● WORK TO DO:
Select lines where the word "毎年行っている定番の夏レジャー" appears.

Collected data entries
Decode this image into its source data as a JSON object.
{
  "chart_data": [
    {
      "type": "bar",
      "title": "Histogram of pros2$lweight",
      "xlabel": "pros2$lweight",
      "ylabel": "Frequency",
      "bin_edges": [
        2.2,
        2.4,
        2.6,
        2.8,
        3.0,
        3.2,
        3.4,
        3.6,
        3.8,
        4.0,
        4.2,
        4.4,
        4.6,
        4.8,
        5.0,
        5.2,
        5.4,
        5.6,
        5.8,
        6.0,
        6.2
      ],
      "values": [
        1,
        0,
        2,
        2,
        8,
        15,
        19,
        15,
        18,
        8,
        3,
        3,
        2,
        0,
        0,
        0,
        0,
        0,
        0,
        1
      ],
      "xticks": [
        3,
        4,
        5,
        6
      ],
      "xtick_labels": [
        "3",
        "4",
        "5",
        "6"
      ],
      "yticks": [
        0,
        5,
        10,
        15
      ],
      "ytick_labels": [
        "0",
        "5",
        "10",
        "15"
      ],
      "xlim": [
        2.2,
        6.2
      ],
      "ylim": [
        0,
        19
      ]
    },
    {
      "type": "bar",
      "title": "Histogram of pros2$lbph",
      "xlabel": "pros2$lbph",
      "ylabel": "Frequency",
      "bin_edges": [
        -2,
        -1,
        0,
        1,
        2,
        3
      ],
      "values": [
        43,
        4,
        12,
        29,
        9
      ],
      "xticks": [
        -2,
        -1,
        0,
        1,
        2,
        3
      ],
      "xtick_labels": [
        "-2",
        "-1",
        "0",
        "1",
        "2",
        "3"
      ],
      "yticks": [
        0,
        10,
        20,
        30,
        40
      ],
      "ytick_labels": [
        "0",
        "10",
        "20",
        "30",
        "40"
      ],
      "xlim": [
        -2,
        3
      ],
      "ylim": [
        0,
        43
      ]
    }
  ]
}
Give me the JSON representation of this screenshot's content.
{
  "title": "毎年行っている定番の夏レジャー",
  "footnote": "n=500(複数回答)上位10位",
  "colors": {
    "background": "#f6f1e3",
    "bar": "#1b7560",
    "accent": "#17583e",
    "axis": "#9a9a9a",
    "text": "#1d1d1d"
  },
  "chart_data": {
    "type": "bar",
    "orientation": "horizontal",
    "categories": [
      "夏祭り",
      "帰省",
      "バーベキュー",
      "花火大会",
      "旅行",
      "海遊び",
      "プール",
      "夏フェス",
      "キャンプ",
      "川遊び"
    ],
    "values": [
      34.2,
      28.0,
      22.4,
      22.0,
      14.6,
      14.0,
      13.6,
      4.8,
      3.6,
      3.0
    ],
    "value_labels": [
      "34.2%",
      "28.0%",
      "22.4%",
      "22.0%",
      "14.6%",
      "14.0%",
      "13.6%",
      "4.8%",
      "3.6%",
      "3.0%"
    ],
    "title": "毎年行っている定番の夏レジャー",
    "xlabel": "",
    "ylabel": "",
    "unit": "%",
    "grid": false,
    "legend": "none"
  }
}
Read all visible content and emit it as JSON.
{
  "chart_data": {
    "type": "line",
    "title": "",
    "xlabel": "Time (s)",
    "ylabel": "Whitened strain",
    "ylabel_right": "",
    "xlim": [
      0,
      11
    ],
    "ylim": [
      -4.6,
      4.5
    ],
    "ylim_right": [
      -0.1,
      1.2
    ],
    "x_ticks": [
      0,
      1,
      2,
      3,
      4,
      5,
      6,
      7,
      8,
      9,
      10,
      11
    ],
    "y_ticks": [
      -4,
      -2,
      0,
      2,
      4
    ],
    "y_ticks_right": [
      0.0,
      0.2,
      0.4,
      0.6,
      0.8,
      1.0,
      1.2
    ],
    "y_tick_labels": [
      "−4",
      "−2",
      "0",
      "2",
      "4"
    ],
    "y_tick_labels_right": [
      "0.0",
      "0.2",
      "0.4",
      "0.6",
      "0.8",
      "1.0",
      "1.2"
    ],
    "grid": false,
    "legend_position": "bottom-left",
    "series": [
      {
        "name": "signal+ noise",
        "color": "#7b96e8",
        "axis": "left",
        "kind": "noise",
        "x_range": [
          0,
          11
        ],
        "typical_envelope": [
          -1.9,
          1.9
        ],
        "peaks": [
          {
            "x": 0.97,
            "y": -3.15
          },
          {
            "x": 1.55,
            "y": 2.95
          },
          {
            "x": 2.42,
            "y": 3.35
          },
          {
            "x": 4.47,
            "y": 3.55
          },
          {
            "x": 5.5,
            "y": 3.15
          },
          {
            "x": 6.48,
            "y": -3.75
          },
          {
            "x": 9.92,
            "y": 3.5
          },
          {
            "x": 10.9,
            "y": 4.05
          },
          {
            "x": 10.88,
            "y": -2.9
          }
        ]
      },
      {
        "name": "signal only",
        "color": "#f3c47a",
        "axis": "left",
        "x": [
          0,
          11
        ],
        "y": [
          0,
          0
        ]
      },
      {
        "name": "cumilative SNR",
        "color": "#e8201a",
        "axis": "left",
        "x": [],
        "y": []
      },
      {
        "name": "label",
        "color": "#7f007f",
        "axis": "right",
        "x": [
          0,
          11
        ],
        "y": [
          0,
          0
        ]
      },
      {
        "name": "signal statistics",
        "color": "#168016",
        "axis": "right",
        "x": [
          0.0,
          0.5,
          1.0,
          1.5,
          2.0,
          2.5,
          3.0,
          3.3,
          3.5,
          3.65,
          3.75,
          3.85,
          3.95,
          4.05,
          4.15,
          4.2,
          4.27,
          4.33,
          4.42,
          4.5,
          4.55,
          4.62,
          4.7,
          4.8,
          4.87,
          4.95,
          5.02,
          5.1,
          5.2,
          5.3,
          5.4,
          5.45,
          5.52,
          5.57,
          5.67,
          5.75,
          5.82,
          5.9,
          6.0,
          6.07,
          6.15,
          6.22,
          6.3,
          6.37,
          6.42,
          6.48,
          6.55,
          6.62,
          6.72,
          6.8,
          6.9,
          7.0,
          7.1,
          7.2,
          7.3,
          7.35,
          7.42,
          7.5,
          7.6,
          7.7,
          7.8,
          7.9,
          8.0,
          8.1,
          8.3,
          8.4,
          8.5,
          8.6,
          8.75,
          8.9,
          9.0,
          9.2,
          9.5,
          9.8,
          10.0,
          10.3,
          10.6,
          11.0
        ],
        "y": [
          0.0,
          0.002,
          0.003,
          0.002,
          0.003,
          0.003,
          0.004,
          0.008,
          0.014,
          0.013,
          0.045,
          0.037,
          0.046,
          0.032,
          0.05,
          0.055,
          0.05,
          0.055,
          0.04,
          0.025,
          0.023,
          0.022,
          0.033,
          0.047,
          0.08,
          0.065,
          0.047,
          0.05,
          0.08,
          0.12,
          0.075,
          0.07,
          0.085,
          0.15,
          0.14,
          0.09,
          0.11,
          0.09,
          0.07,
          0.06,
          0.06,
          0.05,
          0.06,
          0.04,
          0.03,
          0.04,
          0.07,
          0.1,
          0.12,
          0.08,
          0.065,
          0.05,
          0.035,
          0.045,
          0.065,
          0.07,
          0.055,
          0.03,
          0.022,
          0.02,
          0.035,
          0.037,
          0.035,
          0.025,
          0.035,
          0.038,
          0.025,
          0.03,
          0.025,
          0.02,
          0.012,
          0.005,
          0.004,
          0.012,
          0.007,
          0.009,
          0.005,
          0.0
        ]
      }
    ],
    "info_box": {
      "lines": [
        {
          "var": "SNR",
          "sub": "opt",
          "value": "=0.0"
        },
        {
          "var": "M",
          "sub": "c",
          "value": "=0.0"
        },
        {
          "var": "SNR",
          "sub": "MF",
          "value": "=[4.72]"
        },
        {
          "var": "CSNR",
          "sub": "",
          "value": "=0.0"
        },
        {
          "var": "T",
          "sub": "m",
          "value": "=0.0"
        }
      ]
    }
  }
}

● FINISHED TASK:
  "title": "毎年行っている定番の夏レジャー",
    "title": "毎年行っている定番の夏レジャー",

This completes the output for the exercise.